### DATA ENTRIES
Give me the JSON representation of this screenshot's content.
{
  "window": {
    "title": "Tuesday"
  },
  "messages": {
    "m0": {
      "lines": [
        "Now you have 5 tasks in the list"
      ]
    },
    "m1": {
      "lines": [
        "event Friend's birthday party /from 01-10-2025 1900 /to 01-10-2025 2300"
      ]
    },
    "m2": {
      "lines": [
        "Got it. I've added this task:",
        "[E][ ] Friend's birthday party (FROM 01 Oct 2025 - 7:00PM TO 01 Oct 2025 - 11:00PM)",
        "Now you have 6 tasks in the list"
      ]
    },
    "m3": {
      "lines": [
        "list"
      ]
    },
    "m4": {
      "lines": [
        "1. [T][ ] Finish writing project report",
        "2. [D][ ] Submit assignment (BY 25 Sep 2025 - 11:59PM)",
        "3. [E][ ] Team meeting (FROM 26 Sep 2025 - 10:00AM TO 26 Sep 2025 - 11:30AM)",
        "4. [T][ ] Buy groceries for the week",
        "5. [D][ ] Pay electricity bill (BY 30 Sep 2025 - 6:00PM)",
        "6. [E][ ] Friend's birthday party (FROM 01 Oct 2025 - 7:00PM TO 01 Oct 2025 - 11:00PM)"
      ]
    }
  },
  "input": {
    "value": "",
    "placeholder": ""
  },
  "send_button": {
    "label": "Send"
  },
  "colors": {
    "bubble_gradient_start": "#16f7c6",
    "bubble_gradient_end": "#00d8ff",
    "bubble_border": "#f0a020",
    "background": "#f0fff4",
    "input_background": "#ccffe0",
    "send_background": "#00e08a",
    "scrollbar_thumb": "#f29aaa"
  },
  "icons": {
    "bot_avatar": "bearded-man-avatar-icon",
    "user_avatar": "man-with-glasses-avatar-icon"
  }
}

### WHAT NEEDS TO BE DONE
Show every line from the entries above in which "list" appears.

### OUTPUT
        "Now you have 5 tasks in the list"
        "Now you have 6 tasks in the list"
        "list"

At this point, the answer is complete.